ESTRATTO DELLA FONTE ::
╔══
Nei primi due anni di attività, la Veneta ottenne diversi appalti i quali poi vennero effettivamente realizzati in subappalto da aziende minori come ad esempio la costruzione degli argini sul Po, quella di un ponte sul Piave e quella della sede del Ministero delle Finanze a Roma completata nel 1879. Furono poi effettuati scavi lagunari in provincia di Venezia.
Nel 1876 ottenne i lavori di ampliamento del porto di Genova, mentre tre anni dopo si aggiunsero quelli nei porti di Napoli e di Castellammare di Stabia. In seguito si aggiunsero cantieri presso altri porti, tra i quali quelli di Brindisi, di Barletta e di Palermo, ma l'impresa non riuscì a far fronte finanziariamente ai numerosi impegni tant'è che i soci dovettero versare venti milioni di lire nel 1884 per riequilibrare il patrimonio aziendale.
A fianco delle costruzioni di porti e immobili, nel 1874, la Veneta iniziò ad operare anche nel ramo ferroviario ottenendo in subconcessione l'esercizio sia della ferrovia Vicenza-Thiene-Schio, in questo caso direttamente dalla provincia di Vicenza in qualità di concessionario originario, sia delle linee Vicenza-Treviso e Padova-Bassano, queste ultime soprannominate "consorziali" in quanto concesse ad un consorzio comprendente la provincia di Padova, quella di Treviso e quella di Vicenza. A queste ferrovie si aggiunse, nel 1879, la Conegliano-Vittorio Veneto.
╚══
RIGHE FORNITE ::
╔══
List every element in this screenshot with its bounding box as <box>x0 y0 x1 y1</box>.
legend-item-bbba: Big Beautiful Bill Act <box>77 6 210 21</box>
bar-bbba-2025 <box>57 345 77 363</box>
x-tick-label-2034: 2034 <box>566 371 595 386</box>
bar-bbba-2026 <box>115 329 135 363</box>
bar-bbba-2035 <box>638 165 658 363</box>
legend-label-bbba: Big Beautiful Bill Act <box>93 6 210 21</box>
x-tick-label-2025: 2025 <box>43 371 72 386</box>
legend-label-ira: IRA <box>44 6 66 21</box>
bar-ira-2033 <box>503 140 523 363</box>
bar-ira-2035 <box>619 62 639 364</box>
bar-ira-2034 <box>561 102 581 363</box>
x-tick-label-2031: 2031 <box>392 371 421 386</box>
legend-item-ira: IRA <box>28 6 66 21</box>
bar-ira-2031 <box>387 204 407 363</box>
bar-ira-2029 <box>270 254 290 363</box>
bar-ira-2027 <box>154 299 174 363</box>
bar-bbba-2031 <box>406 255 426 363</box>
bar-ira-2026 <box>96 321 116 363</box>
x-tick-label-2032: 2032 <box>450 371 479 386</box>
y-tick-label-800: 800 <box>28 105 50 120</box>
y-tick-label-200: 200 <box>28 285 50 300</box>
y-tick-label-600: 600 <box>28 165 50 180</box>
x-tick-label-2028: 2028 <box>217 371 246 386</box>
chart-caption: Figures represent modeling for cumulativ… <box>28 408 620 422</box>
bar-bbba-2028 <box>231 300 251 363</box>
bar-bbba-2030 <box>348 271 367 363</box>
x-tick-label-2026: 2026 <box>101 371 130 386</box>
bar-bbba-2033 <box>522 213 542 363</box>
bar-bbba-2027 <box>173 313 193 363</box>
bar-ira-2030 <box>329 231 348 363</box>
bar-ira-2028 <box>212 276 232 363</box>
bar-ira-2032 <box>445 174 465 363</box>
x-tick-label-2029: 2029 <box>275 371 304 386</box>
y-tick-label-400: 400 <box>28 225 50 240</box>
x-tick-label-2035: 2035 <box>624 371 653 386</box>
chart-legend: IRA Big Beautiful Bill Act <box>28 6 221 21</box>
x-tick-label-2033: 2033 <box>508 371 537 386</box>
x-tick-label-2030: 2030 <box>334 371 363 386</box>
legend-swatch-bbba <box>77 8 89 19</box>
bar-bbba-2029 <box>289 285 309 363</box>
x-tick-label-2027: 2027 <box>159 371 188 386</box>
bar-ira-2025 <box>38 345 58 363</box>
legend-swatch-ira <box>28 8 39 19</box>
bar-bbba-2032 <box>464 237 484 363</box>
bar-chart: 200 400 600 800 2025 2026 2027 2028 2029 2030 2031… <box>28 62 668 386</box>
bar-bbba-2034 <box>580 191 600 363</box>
╚══
LAVORO DA SVOLGERE ::
Scrivi il seguito del brano sull'impresa Veneta, ripartendo subito dopo la sua ultima frase. Le righe non hanno alcun ruolo in questo lavoro.

RISPOSTA AL COMPITO ::
Nel corso degli anni ottanta e novanta del XIX secolo, la Veneta incrementò il proprio interesse nel ramo ferroviario tanto che divenne il settore principale di tutta l'attività aziendale, per cui, nel 1898, l'organo volitivo decise quindi di modificare la ragione sociale in Società Veneta per la costruzione e l'esercizio di Ferrovie secondarie italiane. Per diversi anni, tuttavia, l'azienda patavina proseguì anche nell'attività di costruzione di altre opere civili: l'ultima commessa non ferroviaria fu l'ampliamento del porto di Cadice il cui appalto fu ottenuto nel 1907.
Nel quinquennio 1884-88, (secondo il Cornolò 2005) proprio a seguito del riordino finanziario precedentemente citato, la Veneta accrebbe la propria operatività in campo ferroviario e tranviario espandendosi anche al di fuori delle province venete.
Nel Lazio, la SV istituì nel 1884 la Società per la Ferrovia Albano-Anzio-Nettuno (FAAN), nata per esercire la linea omonima, contribuendone alla metà del capitale sociale. La FAAN acquistò anche la concessione della tranvia Portonaccio-Ciampino-Marino e ne affidò l'esercizio alla Società Veneta che la mantenne fino alla chiusura della tranvia stessa, avvenuta dopo che la Società Ferrovie Secondarie Romane (SFR) aprì la Roma-Albano nel 1889.
Negli stessi anni sempre nel Lazio diede vita alla ferrovia Borgonaccio - Montemomi dandola in gestione ad una società controllata dalla stessa Veneta, denominata FBM.
La linea partiva da Montemomi, e serviva molti paesi dell’alto lazio che in quegli anni erano sprovvisti di linee ferroviarie collegando il lago di Bolsena per arrivare nella zona termale di Borgonaccio. Dieci anni dopo venne costruita la Civitavecchia – Orte (FS) che la incrociava vicino il paese di Blera.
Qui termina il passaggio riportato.